===== Given data =====

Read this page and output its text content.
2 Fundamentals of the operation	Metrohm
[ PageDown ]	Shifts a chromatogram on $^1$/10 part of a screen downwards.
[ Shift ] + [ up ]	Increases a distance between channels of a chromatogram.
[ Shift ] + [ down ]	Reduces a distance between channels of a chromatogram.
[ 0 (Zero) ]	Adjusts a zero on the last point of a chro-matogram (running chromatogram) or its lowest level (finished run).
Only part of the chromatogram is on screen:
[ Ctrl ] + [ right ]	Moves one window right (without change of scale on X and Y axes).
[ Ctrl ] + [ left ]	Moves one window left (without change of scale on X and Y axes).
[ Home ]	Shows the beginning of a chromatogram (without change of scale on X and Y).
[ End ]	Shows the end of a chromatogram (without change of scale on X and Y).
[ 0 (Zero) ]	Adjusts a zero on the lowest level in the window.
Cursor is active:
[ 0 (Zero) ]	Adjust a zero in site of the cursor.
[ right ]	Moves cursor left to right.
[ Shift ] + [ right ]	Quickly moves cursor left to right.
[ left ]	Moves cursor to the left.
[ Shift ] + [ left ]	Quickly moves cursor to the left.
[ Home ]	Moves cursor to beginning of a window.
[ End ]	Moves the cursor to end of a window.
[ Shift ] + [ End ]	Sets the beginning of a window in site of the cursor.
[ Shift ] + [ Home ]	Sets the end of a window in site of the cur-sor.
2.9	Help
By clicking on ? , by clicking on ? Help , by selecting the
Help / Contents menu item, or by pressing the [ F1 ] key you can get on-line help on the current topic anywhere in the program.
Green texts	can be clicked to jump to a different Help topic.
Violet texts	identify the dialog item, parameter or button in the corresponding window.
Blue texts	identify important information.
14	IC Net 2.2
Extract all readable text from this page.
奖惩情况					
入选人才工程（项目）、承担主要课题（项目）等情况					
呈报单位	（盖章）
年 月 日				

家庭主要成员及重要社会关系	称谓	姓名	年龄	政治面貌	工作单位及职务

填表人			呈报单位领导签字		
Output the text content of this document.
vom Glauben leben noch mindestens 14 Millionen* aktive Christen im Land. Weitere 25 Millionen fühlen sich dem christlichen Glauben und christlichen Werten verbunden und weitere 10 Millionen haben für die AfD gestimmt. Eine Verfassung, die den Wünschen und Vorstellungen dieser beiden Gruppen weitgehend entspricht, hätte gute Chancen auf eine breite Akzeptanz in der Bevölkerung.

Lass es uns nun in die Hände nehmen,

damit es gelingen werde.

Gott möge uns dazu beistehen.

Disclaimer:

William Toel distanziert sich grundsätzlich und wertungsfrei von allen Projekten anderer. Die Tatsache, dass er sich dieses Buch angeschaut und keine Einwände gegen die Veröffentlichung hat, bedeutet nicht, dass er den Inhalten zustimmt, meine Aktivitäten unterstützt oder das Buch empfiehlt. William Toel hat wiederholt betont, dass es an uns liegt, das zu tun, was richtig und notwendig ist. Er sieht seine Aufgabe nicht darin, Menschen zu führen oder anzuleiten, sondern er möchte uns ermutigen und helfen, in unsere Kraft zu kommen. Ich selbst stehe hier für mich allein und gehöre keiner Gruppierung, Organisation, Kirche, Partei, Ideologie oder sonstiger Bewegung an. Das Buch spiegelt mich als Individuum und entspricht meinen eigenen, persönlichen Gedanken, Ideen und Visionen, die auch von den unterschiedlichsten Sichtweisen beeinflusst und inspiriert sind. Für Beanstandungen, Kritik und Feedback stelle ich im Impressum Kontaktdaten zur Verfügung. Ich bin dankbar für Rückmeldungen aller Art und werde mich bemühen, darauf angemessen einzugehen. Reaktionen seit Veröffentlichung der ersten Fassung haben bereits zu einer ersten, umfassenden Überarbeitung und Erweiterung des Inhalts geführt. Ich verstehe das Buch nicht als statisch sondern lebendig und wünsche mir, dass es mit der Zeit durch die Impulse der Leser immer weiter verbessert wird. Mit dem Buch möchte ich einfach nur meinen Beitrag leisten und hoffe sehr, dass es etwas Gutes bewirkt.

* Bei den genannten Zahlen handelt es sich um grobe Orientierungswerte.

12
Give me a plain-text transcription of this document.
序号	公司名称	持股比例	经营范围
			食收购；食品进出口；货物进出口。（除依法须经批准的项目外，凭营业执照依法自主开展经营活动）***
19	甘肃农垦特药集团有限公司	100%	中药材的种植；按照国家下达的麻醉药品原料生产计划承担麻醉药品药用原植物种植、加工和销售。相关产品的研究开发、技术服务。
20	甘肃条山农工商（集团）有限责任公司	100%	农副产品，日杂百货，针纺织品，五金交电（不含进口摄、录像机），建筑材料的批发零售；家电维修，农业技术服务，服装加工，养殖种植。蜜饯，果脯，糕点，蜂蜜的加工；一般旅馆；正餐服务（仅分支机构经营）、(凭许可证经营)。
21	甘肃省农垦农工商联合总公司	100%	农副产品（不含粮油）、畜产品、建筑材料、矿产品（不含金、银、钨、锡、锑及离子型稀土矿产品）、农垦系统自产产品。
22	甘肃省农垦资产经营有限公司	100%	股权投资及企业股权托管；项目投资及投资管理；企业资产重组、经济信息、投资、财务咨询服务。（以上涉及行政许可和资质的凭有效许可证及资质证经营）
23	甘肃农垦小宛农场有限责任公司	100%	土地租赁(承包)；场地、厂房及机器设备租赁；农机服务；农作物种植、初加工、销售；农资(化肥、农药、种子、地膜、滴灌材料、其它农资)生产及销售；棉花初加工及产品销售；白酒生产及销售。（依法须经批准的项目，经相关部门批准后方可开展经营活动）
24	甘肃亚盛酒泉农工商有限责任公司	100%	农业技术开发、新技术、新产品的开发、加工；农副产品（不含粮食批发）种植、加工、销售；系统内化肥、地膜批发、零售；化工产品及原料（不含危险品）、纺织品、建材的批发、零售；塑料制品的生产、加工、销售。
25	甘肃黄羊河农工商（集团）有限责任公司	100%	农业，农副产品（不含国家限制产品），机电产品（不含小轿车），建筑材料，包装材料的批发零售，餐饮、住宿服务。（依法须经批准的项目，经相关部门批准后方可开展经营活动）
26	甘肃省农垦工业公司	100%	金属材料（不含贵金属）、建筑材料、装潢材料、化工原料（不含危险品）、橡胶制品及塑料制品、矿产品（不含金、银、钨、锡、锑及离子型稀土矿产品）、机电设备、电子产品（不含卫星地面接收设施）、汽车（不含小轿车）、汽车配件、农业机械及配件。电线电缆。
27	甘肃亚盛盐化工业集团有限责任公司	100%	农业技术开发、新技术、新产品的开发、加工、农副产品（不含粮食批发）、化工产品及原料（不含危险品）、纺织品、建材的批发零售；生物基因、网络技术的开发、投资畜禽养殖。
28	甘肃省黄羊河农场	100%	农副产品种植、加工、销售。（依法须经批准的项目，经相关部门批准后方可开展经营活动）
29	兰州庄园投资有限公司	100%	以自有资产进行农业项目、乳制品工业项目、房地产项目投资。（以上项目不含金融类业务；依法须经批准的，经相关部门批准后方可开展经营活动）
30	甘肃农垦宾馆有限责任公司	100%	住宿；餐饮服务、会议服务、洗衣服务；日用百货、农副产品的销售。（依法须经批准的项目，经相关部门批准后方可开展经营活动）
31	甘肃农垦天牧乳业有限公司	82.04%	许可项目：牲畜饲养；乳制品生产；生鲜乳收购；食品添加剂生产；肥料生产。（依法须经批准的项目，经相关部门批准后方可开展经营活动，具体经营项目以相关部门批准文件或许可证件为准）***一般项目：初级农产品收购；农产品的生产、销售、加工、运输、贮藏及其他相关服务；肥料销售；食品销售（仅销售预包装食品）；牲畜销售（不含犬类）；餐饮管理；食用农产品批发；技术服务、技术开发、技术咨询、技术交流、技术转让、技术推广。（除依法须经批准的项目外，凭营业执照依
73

=====

* Task to complete
Exactly as written above, please repeat the entries.

* Solution to this problem
Read this page and output its text content.
2 Fundamentals of the operation	Metrohm
[ PageDown ]	Shifts a chromatogram on $^1$/10 part of a screen downwards.
[ Shift ] + [ up ]	Increases a distance between channels of a chromatogram.
[ Shift ] + [ down ]	Reduces a distance between channels of a chromatogram.
[ 0 (Zero) ]	Adjusts a zero on the last point of a chro-matogram (running chromatogram) or its lowest level (finished run).
Only part of the chromatogram is on screen:
[ Ctrl ] + [ right ]	Moves one window right (without change of scale on X and Y axes).
[ Ctrl ] + [ left ]	Moves one window left (without change of scale on X and Y axes).
[ Home ]	Shows the beginning of a chromatogram (without change of scale on X and Y).
[ End ]	Shows the end of a chromatogram (without change of scale on X and Y).
[ 0 (Zero) ]	Adjusts a zero on the lowest level in the window.
Cursor is active:
[ 0 (Zero) ]	Adjust a zero in site of the cursor.
[ right ]	Moves cursor left to right.
[ Shift ] + [ right ]	Quickly moves cursor left to right.
[ left ]	Moves cursor to the left.
[ Shift ] + [ left ]	Quickly moves cursor to the left.
[ Home ]	Moves cursor to beginning of a window.
[ End ]	Moves the cursor to end of a window.
[ Shift ] + [ End ]	Sets the beginning of a window in site of the cursor.
[ Shift ] + [ Home ]	Sets the end of a window in site of the cur-sor.
2.9	Help
By clicking on ? , by clicking on ? Help , by selecting the
Help / Contents menu item, or by pressing the [ F1 ] key you can get on-line help on the current topic anywhere in the program.
Green texts	can be clicked to jump to a different Help topic.
Violet texts	identify the dialog item, parameter or button in the corresponding window.
Blue texts	identify important information.
14	IC Net 2.2
Extract all readable text from this page.
奖惩情况					
入选人才工程（项目）、承担主要课题（项目）等情况					
呈报单位	（盖章）
年 月 日				

家庭主要成员及重要社会关系	称谓	姓名	年龄	政治面貌	工作单位及职务

填表人			呈报单位领导签字		
Output the text content of this document.
vom Glauben leben noch mindestens 14 Millionen* aktive Christen im Land. Weitere 25 Millionen fühlen sich dem christlichen Glauben und christlichen Werten verbunden und weitere 10 Millionen haben für die AfD gestimmt. Eine Verfassung, die den Wünschen und Vorstellungen dieser beiden Gruppen weitgehend entspricht, hätte gute Chancen auf eine breite Akzeptanz in der Bevölkerung.

Lass es uns nun in die Hände nehmen,

damit es gelingen werde.

Gott möge uns dazu beistehen.

Disclaimer:

William Toel distanziert sich grundsätzlich und wertungsfrei von allen Projekten anderer. Die Tatsache, dass er sich dieses Buch angeschaut und keine Einwände gegen die Veröffentlichung hat, bedeutet nicht, dass er den Inhalten zustimmt, meine Aktivitäten unterstützt oder das Buch empfiehlt. William Toel hat wiederholt betont, dass es an uns liegt, das zu tun, was richtig und notwendig ist. Er sieht seine Aufgabe nicht darin, Menschen zu führen oder anzuleiten, sondern er möchte uns ermutigen und helfen, in unsere Kraft zu kommen. Ich selbst stehe hier für mich allein und gehöre keiner Gruppierung, Organisation, Kirche, Partei, Ideologie oder sonstiger Bewegung an. Das Buch spiegelt mich als Individuum und entspricht meinen eigenen, persönlichen Gedanken, Ideen und Visionen, die auch von den unterschiedlichsten Sichtweisen beeinflusst und inspiriert sind. Für Beanstandungen, Kritik und Feedback stelle ich im Impressum Kontaktdaten zur Verfügung. Ich bin dankbar für Rückmeldungen aller Art und werde mich bemühen, darauf angemessen einzugehen. Reaktionen seit Veröffentlichung der ersten Fassung haben bereits zu einer ersten, umfassenden Überarbeitung und Erweiterung des Inhalts geführt. Ich verstehe das Buch nicht als statisch sondern lebendig und wünsche mir, dass es mit der Zeit durch die Impulse der Leser immer weiter verbessert wird. Mit dem Buch möchte ich einfach nur meinen Beitrag leisten und hoffe sehr, dass es etwas Gutes bewirkt.

* Bei den genannten Zahlen handelt es sich um grobe Orientierungswerte.

12
Give me a plain-text transcription of this document.
序号	公司名称	持股比例	经营范围
			食收购；食品进出口；货物进出口。（除依法须经批准的项目外，凭营业执照依法自主开展经营活动）***
19	甘肃农垦特药集团有限公司	100%	中药材的种植；按照国家下达的麻醉药品原料生产计划承担麻醉药品药用原植物种植、加工和销售。相关产品的研究开发、技术服务。
20	甘肃条山农工商（集团）有限责任公司	100%	农副产品，日杂百货，针纺织品，五金交电（不含进口摄、录像机），建筑材料的批发零售；家电维修，农业技术服务，服装加工，养殖种植。蜜饯，果脯，糕点，蜂蜜的加工；一般旅馆；正餐服务（仅分支机构经营）、(凭许可证经营)。
21	甘肃省农垦农工商联合总公司	100%	农副产品（不含粮油）、畜产品、建筑材料、矿产品（不含金、银、钨、锡、锑及离子型稀土矿产品）、农垦系统自产产品。
22	甘肃省农垦资产经营有限公司	100%	股权投资及企业股权托管；项目投资及投资管理；企业资产重组、经济信息、投资、财务咨询服务。（以上涉及行政许可和资质的凭有效许可证及资质证经营）
23	甘肃农垦小宛农场有限责任公司	100%	土地租赁(承包)；场地、厂房及机器设备租赁；农机服务；农作物种植、初加工、销售；农资(化肥、农药、种子、地膜、滴灌材料、其它农资)生产及销售；棉花初加工及产品销售；白酒生产及销售。（依法须经批准的项目，经相关部门批准后方可开展经营活动）
24	甘肃亚盛酒泉农工商有限责任公司	100%	农业技术开发、新技术、新产品的开发、加工；农副产品（不含粮食批发）种植、加工、销售；系统内化肥、地膜批发、零售；化工产品及原料（不含危险品）、纺织品、建材的批发、零售；塑料制品的生产、加工、销售。
25	甘肃黄羊河农工商（集团）有限责任公司	100%	农业，农副产品（不含国家限制产品），机电产品（不含小轿车），建筑材料，包装材料的批发零售，餐饮、住宿服务。（依法须经批准的项目，经相关部门批准后方可开展经营活动）
26	甘肃省农垦工业公司	100%	金属材料（不含贵金属）、建筑材料、装潢材料、化工原料（不含危险品）、橡胶制品及塑料制品、矿产品（不含金、银、钨、锡、锑及离子型稀土矿产品）、机电设备、电子产品（不含卫星地面接收设施）、汽车（不含小轿车）、汽车配件、农业机械及配件。电线电缆。
27	甘肃亚盛盐化工业集团有限责任公司	100%	农业技术开发、新技术、新产品的开发、加工、农副产品（不含粮食批发）、化工产品及原料（不含危险品）、纺织品、建材的批发零售；生物基因、网络技术的开发、投资畜禽养殖。
28	甘肃省黄羊河农场	100%	农副产品种植、加工、销售。（依法须经批准的项目，经相关部门批准后方可开展经营活动）
29	兰州庄园投资有限公司	100%	以自有资产进行农业项目、乳制品工业项目、房地产项目投资。（以上项目不含金融类业务；依法须经批准的，经相关部门批准后方可开展经营活动）
30	甘肃农垦宾馆有限责任公司	100%	住宿；餐饮服务、会议服务、洗衣服务；日用百货、农副产品的销售。（依法须经批准的项目，经相关部门批准后方可开展经营活动）
31	甘肃农垦天牧乳业有限公司	82.04%	许可项目：牲畜饲养；乳制品生产；生鲜乳收购；食品添加剂生产；肥料生产。（依法须经批准的项目，经相关部门批准后方可开展经营活动，具体经营项目以相关部门批准文件或许可证件为准）***一般项目：初级农产品收购；农产品的生产、销售、加工、运输、贮藏及其他相关服务；肥料销售；食品销售（仅销售预包装食品）；牲畜销售（不含犬类）；餐饮管理；食用农产品批发；技术服务、技术开发、技术咨询、技术交流、技术转让、技术推广。（除依法须经批准的项目外，凭营业执照依
73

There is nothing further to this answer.